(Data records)
╔══

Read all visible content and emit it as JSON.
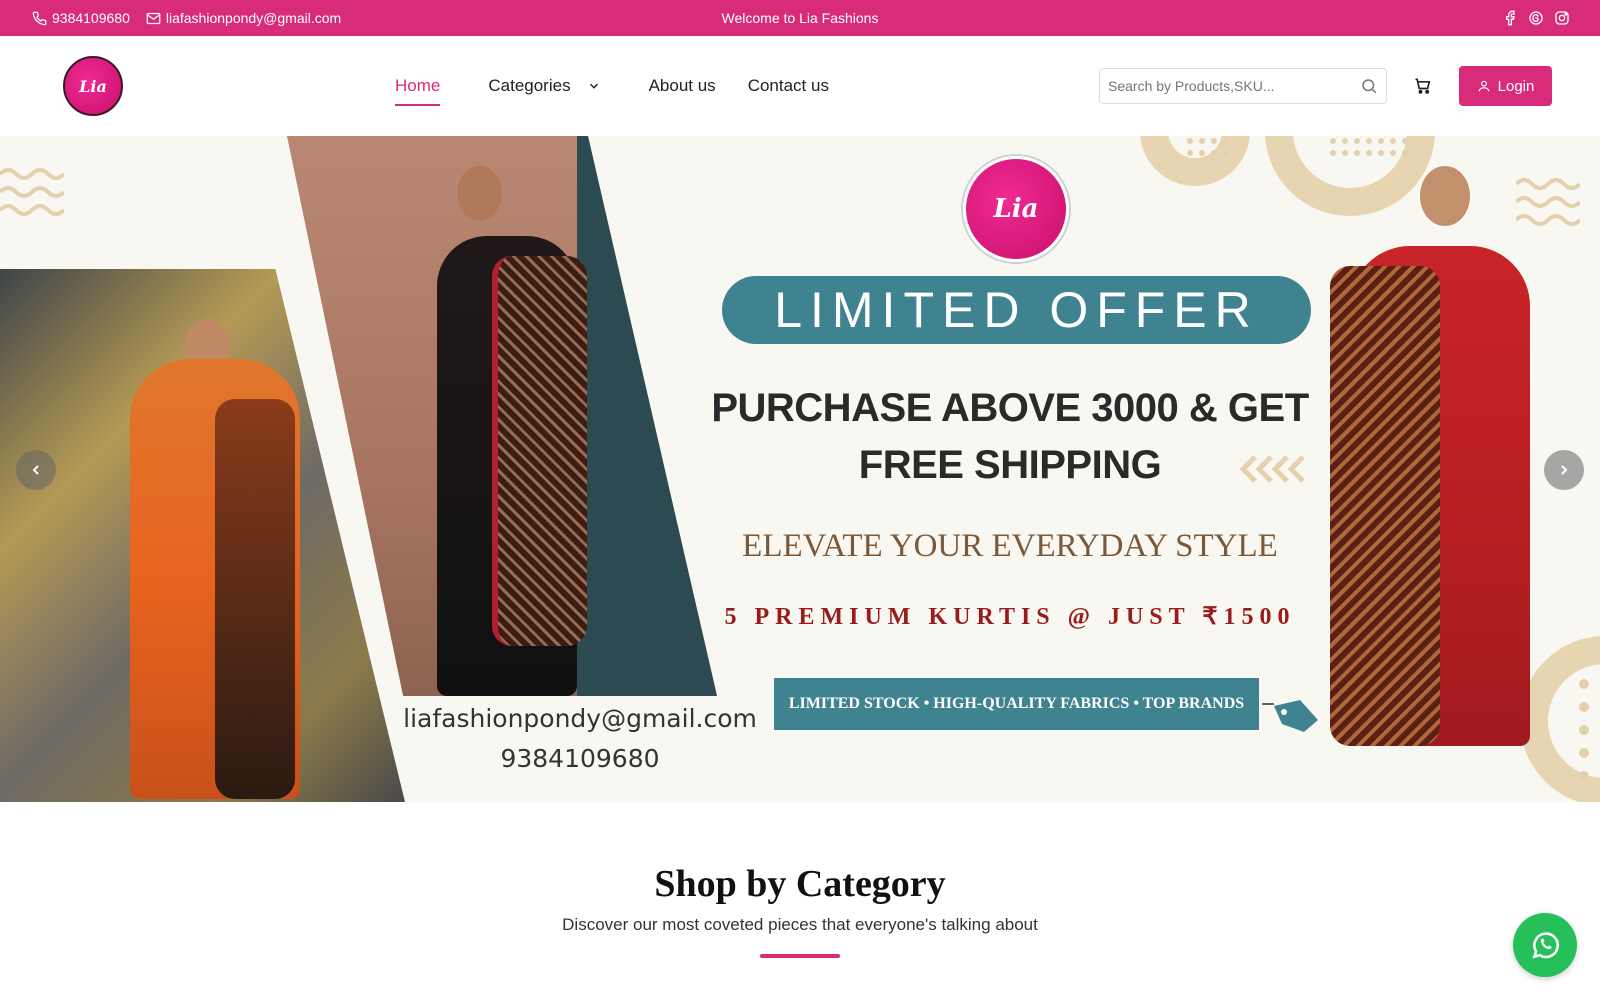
{
  "topbar": {
    "phone": "9384109680",
    "email": "liafashionpondy@gmail.com",
    "welcome": "Welcome to Lia Fashions"
  },
  "header": {
    "logo_text": "Lia",
    "nav": {
      "home": "Home",
      "categories": "Categories",
      "about": "About us",
      "contact": "Contact us"
    },
    "search_placeholder": "Search by Products,SKU...",
    "login_label": "Login"
  },
  "banner": {
    "logo_text": "Lia",
    "offer": "LIMITED OFFER",
    "headline_line1": "PURCHASE ABOVE 3000 & GET",
    "headline_line2": "FREE SHIPPING",
    "tagline": "ELEVATE YOUR EVERYDAY STYLE",
    "premium": "5 PREMIUM KURTIS @ JUST ₹1500",
    "stock": "LIMITED STOCK • HIGH-QUALITY FABRICS • TOP BRANDS",
    "email": "liafashionpondy@gmail.com",
    "phone": "9384109680"
  },
  "section": {
    "title": "Shop by Category",
    "subtitle": "Discover our most coveted pieces that everyone's talking about"
  },
  "colors": {
    "brand": "#d82c7a",
    "teal": "#3f8391",
    "whatsapp": "#25c05a"
  },
  "icons": [
    "phone-icon",
    "mail-icon",
    "facebook-icon",
    "threads-icon",
    "instagram-icon",
    "chevron-down-icon",
    "search-icon",
    "cart-icon",
    "user-icon",
    "chevron-left-icon",
    "chevron-right-icon",
    "whatsapp-icon"
  ]
}
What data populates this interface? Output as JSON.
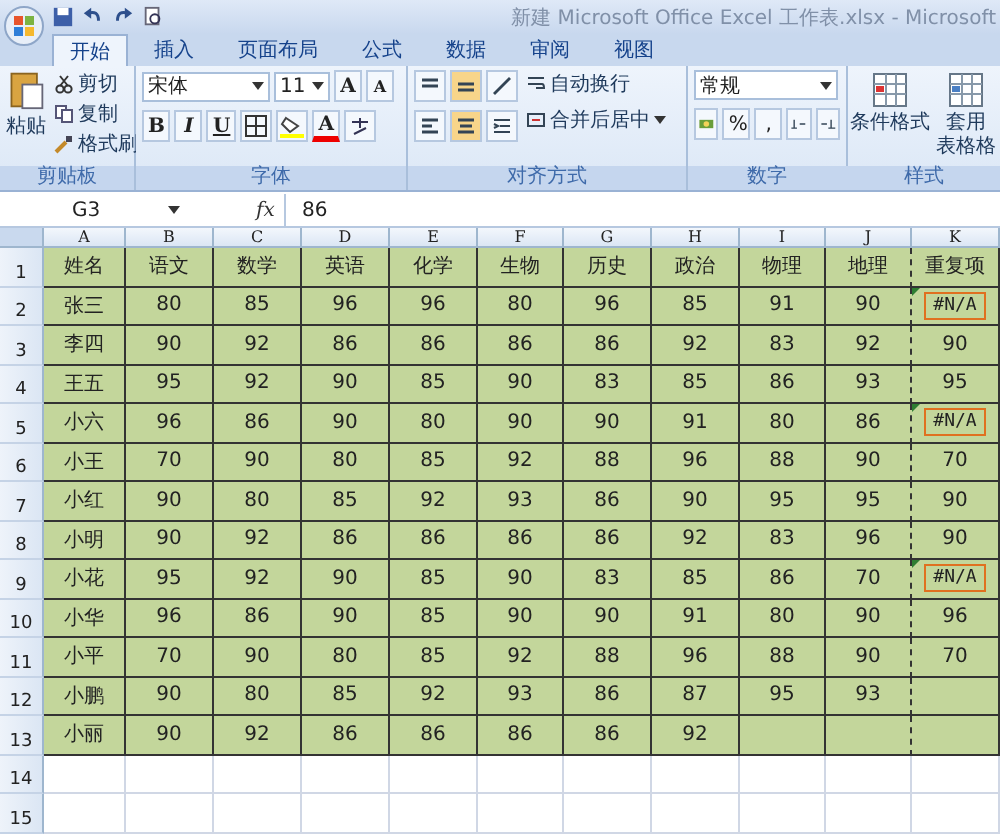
{
  "window": {
    "title": "新建 Microsoft Office Excel 工作表.xlsx - Microsoft"
  },
  "tabs": [
    {
      "label": "开始",
      "selected": true
    },
    {
      "label": "插入",
      "selected": false
    },
    {
      "label": "页面布局",
      "selected": false
    },
    {
      "label": "公式",
      "selected": false
    },
    {
      "label": "数据",
      "selected": false
    },
    {
      "label": "审阅",
      "selected": false
    },
    {
      "label": "视图",
      "selected": false
    }
  ],
  "clipboard": {
    "label": "剪贴板",
    "paste": "粘贴",
    "items": [
      "剪切",
      "复制",
      "格式刷"
    ]
  },
  "font": {
    "label": "字体",
    "family": "宋体",
    "size": "11",
    "grow": "A",
    "shrink": "A",
    "styles": [
      "B",
      "I",
      "U"
    ],
    "color_button": "A"
  },
  "alignment": {
    "label": "对齐方式",
    "wrap": "自动换行",
    "merge": "合并后居中"
  },
  "number": {
    "label": "数字",
    "format": "常规",
    "symbols": [
      "%",
      ","
    ]
  },
  "styles": {
    "label": "样式",
    "items": [
      "条件格式",
      "套用"
    ],
    "item_2_line_2": "表格格"
  },
  "formula_bar": {
    "cell": "G3",
    "fx": "fx",
    "value": "86"
  },
  "sheet": {
    "columns": [
      "A",
      "B",
      "C",
      "D",
      "E",
      "F",
      "G",
      "H",
      "I",
      "J",
      "K"
    ],
    "rows": [
      {
        "number": "1",
        "flagged": false,
        "cells": [
          "姓名",
          "语文",
          "数学",
          "英语",
          "化学",
          "生物",
          "历史",
          "政治",
          "物理",
          "地理",
          "重复项"
        ]
      },
      {
        "number": "2",
        "flagged": true,
        "cells": [
          "张三",
          "80",
          "85",
          "96",
          "96",
          "80",
          "96",
          "85",
          "91",
          "90",
          "#N/A"
        ]
      },
      {
        "number": "3",
        "flagged": false,
        "cells": [
          "李四",
          "90",
          "92",
          "86",
          "86",
          "86",
          "86",
          "92",
          "83",
          "92",
          "90"
        ]
      },
      {
        "number": "4",
        "flagged": false,
        "cells": [
          "王五",
          "95",
          "92",
          "90",
          "85",
          "90",
          "83",
          "85",
          "86",
          "93",
          "95"
        ]
      },
      {
        "number": "5",
        "flagged": true,
        "cells": [
          "小六",
          "96",
          "86",
          "90",
          "80",
          "90",
          "90",
          "91",
          "80",
          "86",
          "#N/A"
        ]
      },
      {
        "number": "6",
        "flagged": false,
        "cells": [
          "小王",
          "70",
          "90",
          "80",
          "85",
          "92",
          "88",
          "96",
          "88",
          "90",
          "70"
        ]
      },
      {
        "number": "7",
        "flagged": false,
        "cells": [
          "小红",
          "90",
          "80",
          "85",
          "92",
          "93",
          "86",
          "90",
          "95",
          "95",
          "90"
        ]
      },
      {
        "number": "8",
        "flagged": false,
        "cells": [
          "小明",
          "90",
          "92",
          "86",
          "86",
          "86",
          "86",
          "92",
          "83",
          "96",
          "90"
        ]
      },
      {
        "number": "9",
        "flagged": true,
        "cells": [
          "小花",
          "95",
          "92",
          "90",
          "85",
          "90",
          "83",
          "85",
          "86",
          "70",
          "#N/A"
        ]
      },
      {
        "number": "10",
        "flagged": false,
        "cells": [
          "小华",
          "96",
          "86",
          "90",
          "85",
          "90",
          "90",
          "91",
          "80",
          "90",
          "96"
        ]
      },
      {
        "number": "11",
        "flagged": false,
        "cells": [
          "小平",
          "70",
          "90",
          "80",
          "85",
          "92",
          "88",
          "96",
          "88",
          "90",
          "70"
        ]
      },
      {
        "number": "12",
        "flagged": false,
        "cells": [
          "小鹏",
          "90",
          "80",
          "85",
          "92",
          "93",
          "86",
          "87",
          "95",
          "93"
        ]
      },
      {
        "number": "13",
        "flagged": false,
        "cells": [
          "小丽",
          "90",
          "92",
          "86",
          "86",
          "86",
          "86",
          "92"
        ]
      }
    ],
    "empty_rows": [
      "14",
      "15"
    ]
  }
}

╚══

> **Written request**
For each line above that contains the word "phone", copy that line.

> **Result of the task**
    "phone": "9384109680",
    "phone": "9384109680"
    "phone-icon",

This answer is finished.